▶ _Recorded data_
------------------------------------------------------------------------

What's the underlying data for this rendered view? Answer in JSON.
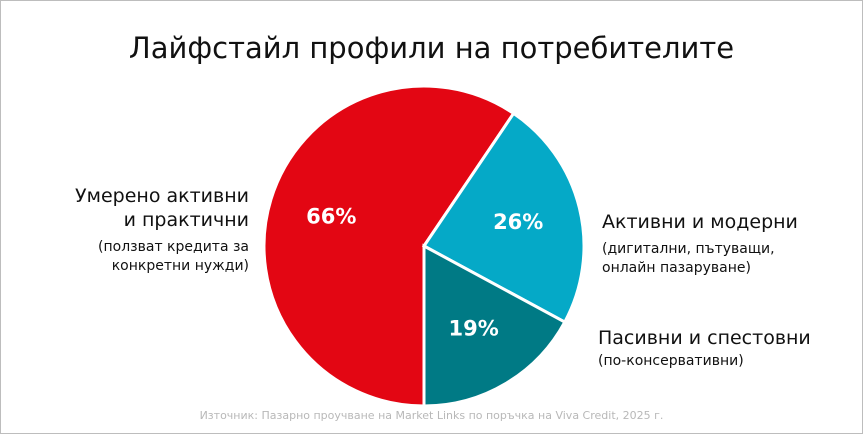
{
  "chart_data": {
    "type": "pie",
    "title": "Лайфстайл профили на потребителите",
    "categories": [
      "Умерено активни и практични",
      "Активни и модерни",
      "Пасивни и спестовни"
    ],
    "notes": [
      "(ползват кредита за конкретни нужди)",
      "(дигитални, пътуващи, онлайн пазаруване)",
      "(по-консервативни)"
    ],
    "values": [
      66,
      26,
      19
    ],
    "value_labels": [
      "66%",
      "26%",
      "19%"
    ],
    "colors": [
      "#e30613",
      "#05a9c7",
      "#007a85"
    ],
    "source": "Източник: Пазарно проучване на Market Links по поръчка на Viva Credit, 2025 г."
  }
}
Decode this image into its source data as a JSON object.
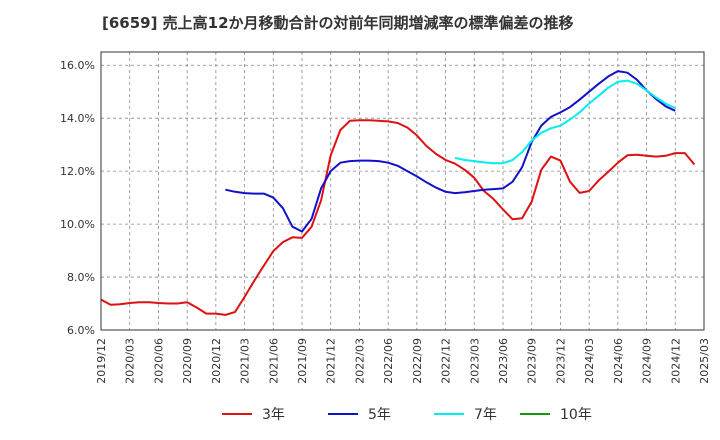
{
  "chart_data": {
    "type": "line",
    "title": "[6659]  売上高12か月移動合計の対前年同期増減率の標準偏差の推移",
    "xlabel": "",
    "ylabel": "",
    "ylim": [
      6.0,
      16.5
    ],
    "yticks": [
      6.0,
      8.0,
      10.0,
      12.0,
      14.0,
      16.0
    ],
    "ytick_labels": [
      "6.0%",
      "8.0%",
      "10.0%",
      "12.0%",
      "14.0%",
      "16.0%"
    ],
    "xticks": [
      "2019/12",
      "2020/03",
      "2020/06",
      "2020/09",
      "2020/12",
      "2021/03",
      "2021/06",
      "2021/09",
      "2021/12",
      "2022/03",
      "2022/06",
      "2022/09",
      "2022/12",
      "2023/03",
      "2023/06",
      "2023/09",
      "2023/12",
      "2024/03",
      "2024/06",
      "2024/09",
      "2024/12",
      "2025/03"
    ],
    "grid": true,
    "legend_position": "bottom",
    "series": [
      {
        "name": "3年",
        "color": "#dd1111",
        "start": "2019/12",
        "values": [
          7.15,
          6.95,
          6.97,
          7.02,
          7.05,
          7.05,
          7.02,
          7.0,
          7.0,
          7.05,
          6.85,
          6.62,
          6.62,
          6.57,
          6.68,
          7.25,
          7.85,
          8.42,
          8.98,
          9.32,
          9.5,
          9.48,
          9.9,
          10.9,
          12.6,
          13.55,
          13.9,
          13.92,
          13.92,
          13.9,
          13.88,
          13.82,
          13.65,
          13.35,
          12.95,
          12.65,
          12.42,
          12.28,
          12.05,
          11.75,
          11.25,
          10.95,
          10.55,
          10.18,
          10.22,
          10.85,
          12.05,
          12.55,
          12.4,
          11.6,
          11.18,
          11.25,
          11.65,
          11.98,
          12.32,
          12.6,
          12.62,
          12.58,
          12.55,
          12.58,
          12.68,
          12.68,
          12.25
        ]
      },
      {
        "name": "5年",
        "color": "#1111cc",
        "start": "2021/01",
        "values": [
          11.3,
          11.22,
          11.17,
          11.15,
          11.15,
          11.0,
          10.6,
          9.9,
          9.72,
          10.2,
          11.35,
          12.0,
          12.32,
          12.38,
          12.4,
          12.4,
          12.38,
          12.32,
          12.2,
          12.0,
          11.8,
          11.58,
          11.38,
          11.22,
          11.17,
          11.2,
          11.25,
          11.3,
          11.32,
          11.35,
          11.6,
          12.15,
          13.1,
          13.72,
          14.05,
          14.22,
          14.42,
          14.7,
          15.0,
          15.3,
          15.58,
          15.78,
          15.72,
          15.45,
          15.05,
          14.72,
          14.45,
          14.28
        ]
      },
      {
        "name": "7年",
        "color": "#00eeee",
        "start": "2023/01",
        "values": [
          12.5,
          12.42,
          12.38,
          12.33,
          12.3,
          12.3,
          12.42,
          12.72,
          13.15,
          13.45,
          13.62,
          13.72,
          13.95,
          14.22,
          14.55,
          14.85,
          15.15,
          15.38,
          15.42,
          15.3,
          15.05,
          14.78,
          14.55,
          14.38
        ]
      },
      {
        "name": "10年",
        "color": "#119911",
        "start": "2019/12",
        "values": []
      }
    ]
  }
}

------------------------------------------------------------------------

▶ _Problem to solve_
What you return should match the records above word for word, minus the pictures.

▶ _Task output_
What's the underlying data for this rendered view? Answer in JSON.
{
  "chart_data": {
    "type": "pie",
    "title": "Лайфстайл профили на потребителите",
    "categories": [
      "Умерено активни и практични",
      "Активни и модерни",
      "Пасивни и спестовни"
    ],
    "notes": [
      "(ползват кредита за конкретни нужди)",
      "(дигитални, пътуващи, онлайн пазаруване)",
      "(по-консервативни)"
    ],
    "values": [
      66,
      26,
      19
    ],
    "value_labels": [
      "66%",
      "26%",
      "19%"
    ],
    "colors": [
      "#e30613",
      "#05a9c7",
      "#007a85"
    ],
    "source": "Източник: Пазарно проучване на Market Links по поръчка на Viva Credit, 2025 г."
  }
}
Decode this image into its source data as a JSON object.
{
  "chart_data": {
    "type": "line",
    "title": "[6659]  売上高12か月移動合計の対前年同期増減率の標準偏差の推移",
    "xlabel": "",
    "ylabel": "",
    "ylim": [
      6.0,
      16.5
    ],
    "yticks": [
      6.0,
      8.0,
      10.0,
      12.0,
      14.0,
      16.0
    ],
    "ytick_labels": [
      "6.0%",
      "8.0%",
      "10.0%",
      "12.0%",
      "14.0%",
      "16.0%"
    ],
    "xticks": [
      "2019/12",
      "2020/03",
      "2020/06",
      "2020/09",
      "2020/12",
      "2021/03",
      "2021/06",
      "2021/09",
      "2021/12",
      "2022/03",
      "2022/06",
      "2022/09",
      "2022/12",
      "2023/03",
      "2023/06",
      "2023/09",
      "2023/12",
      "2024/03",
      "2024/06",
      "2024/09",
      "2024/12",
      "2025/03"
    ],
    "grid": true,
    "legend_position": "bottom",
    "series": [
      {
        "name": "3年",
        "color": "#dd1111",
        "start": "2019/12",
        "values": [
          7.15,
          6.95,
          6.97,
          7.02,
          7.05,
          7.05,
          7.02,
          7.0,
          7.0,
          7.05,
          6.85,
          6.62,
          6.62,
          6.57,
          6.68,
          7.25,
          7.85,
          8.42,
          8.98,
          9.32,
          9.5,
          9.48,
          9.9,
          10.9,
          12.6,
          13.55,
          13.9,
          13.92,
          13.92,
          13.9,
          13.88,
          13.82,
          13.65,
          13.35,
          12.95,
          12.65,
          12.42,
          12.28,
          12.05,
          11.75,
          11.25,
          10.95,
          10.55,
          10.18,
          10.22,
          10.85,
          12.05,
          12.55,
          12.4,
          11.6,
          11.18,
          11.25,
          11.65,
          11.98,
          12.32,
          12.6,
          12.62,
          12.58,
          12.55,
          12.58,
          12.68,
          12.68,
          12.25
        ]
      },
      {
        "name": "5年",
        "color": "#1111cc",
        "start": "2021/01",
        "values": [
          11.3,
          11.22,
          11.17,
          11.15,
          11.15,
          11.0,
          10.6,
          9.9,
          9.72,
          10.2,
          11.35,
          12.0,
          12.32,
          12.38,
          12.4,
          12.4,
          12.38,
          12.32,
          12.2,
          12.0,
          11.8,
          11.58,
          11.38,
          11.22,
          11.17,
          11.2,
          11.25,
          11.3,
          11.32,
          11.35,
          11.6,
          12.15,
          13.1,
          13.72,
          14.05,
          14.22,
          14.42,
          14.7,
          15.0,
          15.3,
          15.58,
          15.78,
          15.72,
          15.45,
          15.05,
          14.72,
          14.45,
          14.28
        ]
      },
      {
        "name": "7年",
        "color": "#00eeee",
        "start": "2023/01",
        "values": [
          12.5,
          12.42,
          12.38,
          12.33,
          12.3,
          12.3,
          12.42,
          12.72,
          13.15,
          13.45,
          13.62,
          13.72,
          13.95,
          14.22,
          14.55,
          14.85,
          15.15,
          15.38,
          15.42,
          15.3,
          15.05,
          14.78,
          14.55,
          14.38
        ]
      },
      {
        "name": "10年",
        "color": "#119911",
        "start": "2019/12",
        "values": []
      }
    ]
  }
}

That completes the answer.